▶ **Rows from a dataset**
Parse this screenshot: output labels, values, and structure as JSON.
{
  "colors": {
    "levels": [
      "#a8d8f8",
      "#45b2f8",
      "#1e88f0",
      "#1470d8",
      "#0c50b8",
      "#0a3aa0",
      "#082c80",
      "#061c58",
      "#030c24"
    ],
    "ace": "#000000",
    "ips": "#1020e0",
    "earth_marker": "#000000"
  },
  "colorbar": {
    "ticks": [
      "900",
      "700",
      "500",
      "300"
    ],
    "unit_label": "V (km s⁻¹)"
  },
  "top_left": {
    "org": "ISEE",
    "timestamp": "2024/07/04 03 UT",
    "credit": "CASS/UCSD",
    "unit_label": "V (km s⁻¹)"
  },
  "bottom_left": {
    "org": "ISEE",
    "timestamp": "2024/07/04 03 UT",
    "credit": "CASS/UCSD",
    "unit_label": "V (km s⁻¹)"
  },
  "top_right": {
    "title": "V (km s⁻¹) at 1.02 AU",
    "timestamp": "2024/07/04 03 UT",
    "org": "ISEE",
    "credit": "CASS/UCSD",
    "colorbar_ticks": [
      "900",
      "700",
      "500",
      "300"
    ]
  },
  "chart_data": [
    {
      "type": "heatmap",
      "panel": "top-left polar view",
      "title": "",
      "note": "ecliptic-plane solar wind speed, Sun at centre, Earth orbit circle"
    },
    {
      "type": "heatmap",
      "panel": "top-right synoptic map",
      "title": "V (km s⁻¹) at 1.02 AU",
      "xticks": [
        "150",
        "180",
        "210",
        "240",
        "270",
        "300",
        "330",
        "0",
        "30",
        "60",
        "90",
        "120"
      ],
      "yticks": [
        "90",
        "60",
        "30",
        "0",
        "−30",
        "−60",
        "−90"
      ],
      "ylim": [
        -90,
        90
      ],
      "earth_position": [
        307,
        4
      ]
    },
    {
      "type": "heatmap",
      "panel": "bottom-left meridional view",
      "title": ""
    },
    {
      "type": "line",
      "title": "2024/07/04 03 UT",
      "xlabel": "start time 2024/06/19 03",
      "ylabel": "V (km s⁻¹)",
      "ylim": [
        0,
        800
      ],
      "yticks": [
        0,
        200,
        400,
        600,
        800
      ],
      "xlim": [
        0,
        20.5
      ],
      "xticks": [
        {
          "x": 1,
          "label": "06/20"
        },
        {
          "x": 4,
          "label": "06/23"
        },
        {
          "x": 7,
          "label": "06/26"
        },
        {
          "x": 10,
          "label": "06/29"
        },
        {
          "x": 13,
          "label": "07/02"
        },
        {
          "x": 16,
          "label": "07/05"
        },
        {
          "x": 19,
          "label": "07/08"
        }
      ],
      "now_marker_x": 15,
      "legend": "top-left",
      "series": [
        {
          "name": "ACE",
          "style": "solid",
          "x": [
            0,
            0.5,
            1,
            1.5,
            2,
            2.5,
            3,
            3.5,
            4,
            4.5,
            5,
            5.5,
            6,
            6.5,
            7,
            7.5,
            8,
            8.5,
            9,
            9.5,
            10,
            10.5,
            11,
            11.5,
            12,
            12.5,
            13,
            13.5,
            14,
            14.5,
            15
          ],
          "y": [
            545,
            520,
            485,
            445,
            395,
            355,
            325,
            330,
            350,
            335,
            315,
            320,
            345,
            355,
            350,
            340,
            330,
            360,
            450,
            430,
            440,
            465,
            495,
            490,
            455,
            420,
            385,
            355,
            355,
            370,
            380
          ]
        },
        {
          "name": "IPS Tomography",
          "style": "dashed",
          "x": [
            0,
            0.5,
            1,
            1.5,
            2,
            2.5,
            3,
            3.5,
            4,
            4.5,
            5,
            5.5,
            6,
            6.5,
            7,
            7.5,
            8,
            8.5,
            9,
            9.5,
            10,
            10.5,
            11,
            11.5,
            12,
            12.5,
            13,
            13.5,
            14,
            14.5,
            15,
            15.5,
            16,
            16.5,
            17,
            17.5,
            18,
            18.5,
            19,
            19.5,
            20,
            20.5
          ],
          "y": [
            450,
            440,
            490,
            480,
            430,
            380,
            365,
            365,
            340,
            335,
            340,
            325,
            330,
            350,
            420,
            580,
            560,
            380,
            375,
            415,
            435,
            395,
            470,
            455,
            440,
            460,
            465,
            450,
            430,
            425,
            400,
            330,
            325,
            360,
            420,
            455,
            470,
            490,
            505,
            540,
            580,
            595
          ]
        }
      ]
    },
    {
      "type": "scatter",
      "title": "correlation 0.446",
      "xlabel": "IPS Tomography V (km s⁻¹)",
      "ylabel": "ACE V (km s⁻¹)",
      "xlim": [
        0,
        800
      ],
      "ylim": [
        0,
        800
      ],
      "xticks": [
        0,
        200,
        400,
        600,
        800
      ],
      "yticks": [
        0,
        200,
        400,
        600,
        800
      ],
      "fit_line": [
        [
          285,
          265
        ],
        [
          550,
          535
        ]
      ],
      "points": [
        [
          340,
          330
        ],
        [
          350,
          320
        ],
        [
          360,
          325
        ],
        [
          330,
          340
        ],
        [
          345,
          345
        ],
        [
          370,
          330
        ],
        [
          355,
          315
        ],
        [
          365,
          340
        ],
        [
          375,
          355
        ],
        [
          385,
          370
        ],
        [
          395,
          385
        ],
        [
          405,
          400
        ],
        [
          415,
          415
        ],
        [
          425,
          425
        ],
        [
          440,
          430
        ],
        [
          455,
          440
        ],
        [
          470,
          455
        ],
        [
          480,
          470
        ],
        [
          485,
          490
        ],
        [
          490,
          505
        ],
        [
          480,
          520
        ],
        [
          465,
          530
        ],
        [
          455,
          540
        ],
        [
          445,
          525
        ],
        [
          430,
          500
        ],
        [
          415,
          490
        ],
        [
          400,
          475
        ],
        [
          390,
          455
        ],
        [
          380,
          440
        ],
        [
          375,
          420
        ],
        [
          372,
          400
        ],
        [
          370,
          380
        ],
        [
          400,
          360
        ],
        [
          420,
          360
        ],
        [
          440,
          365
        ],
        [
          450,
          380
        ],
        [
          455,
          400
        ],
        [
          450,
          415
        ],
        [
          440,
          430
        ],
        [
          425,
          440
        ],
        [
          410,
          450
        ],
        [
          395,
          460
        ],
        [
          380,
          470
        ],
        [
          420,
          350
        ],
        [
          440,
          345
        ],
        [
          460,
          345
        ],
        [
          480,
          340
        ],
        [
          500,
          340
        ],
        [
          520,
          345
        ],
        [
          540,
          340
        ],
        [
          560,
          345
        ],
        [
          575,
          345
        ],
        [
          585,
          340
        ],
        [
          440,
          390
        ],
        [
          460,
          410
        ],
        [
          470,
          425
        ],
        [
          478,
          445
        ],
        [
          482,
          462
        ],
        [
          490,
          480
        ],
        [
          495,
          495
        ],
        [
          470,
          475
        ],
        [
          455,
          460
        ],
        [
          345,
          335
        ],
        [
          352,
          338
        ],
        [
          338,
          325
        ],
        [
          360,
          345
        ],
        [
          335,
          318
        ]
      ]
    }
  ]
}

▶ **What you should do**
Extract every line from the records above that contains the word "view".

▶ **Response**
      "panel": "top-left polar view",
      "panel": "bottom-left meridional view",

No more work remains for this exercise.